_TASK GOAL_
In the listing below, find every line containing "also" and copy it out.
## START SUPPLIED DATA
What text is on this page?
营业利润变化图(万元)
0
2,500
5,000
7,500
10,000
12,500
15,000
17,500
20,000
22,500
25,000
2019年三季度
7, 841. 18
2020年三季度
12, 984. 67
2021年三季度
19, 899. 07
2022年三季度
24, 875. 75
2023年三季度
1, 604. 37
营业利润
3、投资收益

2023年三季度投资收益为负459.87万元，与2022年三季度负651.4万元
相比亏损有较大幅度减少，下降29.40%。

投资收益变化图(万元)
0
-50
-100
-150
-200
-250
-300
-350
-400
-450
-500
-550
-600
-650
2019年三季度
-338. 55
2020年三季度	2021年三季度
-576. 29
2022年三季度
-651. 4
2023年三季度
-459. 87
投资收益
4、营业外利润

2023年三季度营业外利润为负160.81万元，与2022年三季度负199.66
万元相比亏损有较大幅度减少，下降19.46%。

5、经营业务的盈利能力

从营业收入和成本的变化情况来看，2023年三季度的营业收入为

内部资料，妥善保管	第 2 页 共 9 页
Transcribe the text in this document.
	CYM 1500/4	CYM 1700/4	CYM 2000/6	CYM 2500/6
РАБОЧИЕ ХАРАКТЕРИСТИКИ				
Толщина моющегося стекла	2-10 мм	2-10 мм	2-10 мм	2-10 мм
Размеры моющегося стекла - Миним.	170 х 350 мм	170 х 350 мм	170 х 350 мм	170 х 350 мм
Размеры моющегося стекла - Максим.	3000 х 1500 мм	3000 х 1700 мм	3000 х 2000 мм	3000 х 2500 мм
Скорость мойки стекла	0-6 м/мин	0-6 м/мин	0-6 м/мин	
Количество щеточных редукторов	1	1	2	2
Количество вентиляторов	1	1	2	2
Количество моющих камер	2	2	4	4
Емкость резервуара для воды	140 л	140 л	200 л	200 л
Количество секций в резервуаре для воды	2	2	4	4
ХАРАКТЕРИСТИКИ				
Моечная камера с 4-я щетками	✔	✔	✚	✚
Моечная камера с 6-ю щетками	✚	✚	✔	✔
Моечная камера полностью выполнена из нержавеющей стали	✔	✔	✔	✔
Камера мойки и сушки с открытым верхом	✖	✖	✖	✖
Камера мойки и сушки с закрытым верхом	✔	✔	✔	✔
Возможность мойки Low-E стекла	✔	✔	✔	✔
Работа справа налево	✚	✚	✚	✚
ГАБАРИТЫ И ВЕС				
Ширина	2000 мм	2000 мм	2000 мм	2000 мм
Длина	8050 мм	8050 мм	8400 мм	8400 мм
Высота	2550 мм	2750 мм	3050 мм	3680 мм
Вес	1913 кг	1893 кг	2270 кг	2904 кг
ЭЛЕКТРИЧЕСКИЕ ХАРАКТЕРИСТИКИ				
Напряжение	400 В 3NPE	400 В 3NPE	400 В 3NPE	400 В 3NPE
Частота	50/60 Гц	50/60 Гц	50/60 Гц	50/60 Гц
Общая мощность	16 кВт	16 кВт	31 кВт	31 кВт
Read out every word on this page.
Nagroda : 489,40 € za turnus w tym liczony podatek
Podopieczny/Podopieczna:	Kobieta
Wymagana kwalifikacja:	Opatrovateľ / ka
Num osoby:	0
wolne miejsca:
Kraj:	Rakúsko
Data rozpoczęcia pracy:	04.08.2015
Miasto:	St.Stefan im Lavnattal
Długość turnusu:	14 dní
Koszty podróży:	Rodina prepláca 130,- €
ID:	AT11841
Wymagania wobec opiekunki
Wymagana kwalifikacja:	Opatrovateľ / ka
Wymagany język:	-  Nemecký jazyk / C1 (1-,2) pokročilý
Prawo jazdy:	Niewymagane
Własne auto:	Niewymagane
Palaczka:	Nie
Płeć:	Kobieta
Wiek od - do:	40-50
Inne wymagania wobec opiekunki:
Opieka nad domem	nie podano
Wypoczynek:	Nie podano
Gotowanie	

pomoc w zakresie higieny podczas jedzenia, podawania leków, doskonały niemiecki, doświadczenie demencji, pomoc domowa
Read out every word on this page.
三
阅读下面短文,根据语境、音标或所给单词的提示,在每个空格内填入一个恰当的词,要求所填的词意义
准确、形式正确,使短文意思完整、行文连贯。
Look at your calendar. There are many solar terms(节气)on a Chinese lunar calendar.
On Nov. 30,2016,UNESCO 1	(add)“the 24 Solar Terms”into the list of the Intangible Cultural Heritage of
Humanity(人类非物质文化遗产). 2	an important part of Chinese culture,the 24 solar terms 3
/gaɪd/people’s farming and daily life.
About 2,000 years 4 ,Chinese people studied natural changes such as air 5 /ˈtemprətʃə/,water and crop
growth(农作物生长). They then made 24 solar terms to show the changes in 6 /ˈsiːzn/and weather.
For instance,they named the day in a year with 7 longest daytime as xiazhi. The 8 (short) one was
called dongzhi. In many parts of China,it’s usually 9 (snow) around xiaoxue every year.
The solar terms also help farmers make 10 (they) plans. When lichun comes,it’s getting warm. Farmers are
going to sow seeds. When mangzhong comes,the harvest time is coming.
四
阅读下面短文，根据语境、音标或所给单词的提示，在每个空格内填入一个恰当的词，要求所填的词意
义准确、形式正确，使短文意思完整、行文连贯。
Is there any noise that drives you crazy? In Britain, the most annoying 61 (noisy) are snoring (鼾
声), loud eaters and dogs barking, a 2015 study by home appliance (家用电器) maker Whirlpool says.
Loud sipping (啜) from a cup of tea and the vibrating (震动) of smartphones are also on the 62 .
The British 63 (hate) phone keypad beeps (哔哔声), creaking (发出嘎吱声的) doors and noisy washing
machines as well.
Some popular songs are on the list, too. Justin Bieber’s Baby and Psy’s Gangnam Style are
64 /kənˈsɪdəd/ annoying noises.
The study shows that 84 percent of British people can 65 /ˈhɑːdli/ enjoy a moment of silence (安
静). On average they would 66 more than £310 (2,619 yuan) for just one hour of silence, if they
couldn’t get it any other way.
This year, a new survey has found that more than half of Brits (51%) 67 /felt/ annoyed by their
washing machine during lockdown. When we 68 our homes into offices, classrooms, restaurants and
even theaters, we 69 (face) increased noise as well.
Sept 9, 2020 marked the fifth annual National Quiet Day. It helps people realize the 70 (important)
## END SUPPLIED DATA
_THE OUTPUT_
The solar terms also help farmers make 10 (they) plans. When lichun comes,it’s getting warm. Farmers are
Loud sipping (啜) from a cup of tea and the vibrating (震动) of smartphones are also on the 62 .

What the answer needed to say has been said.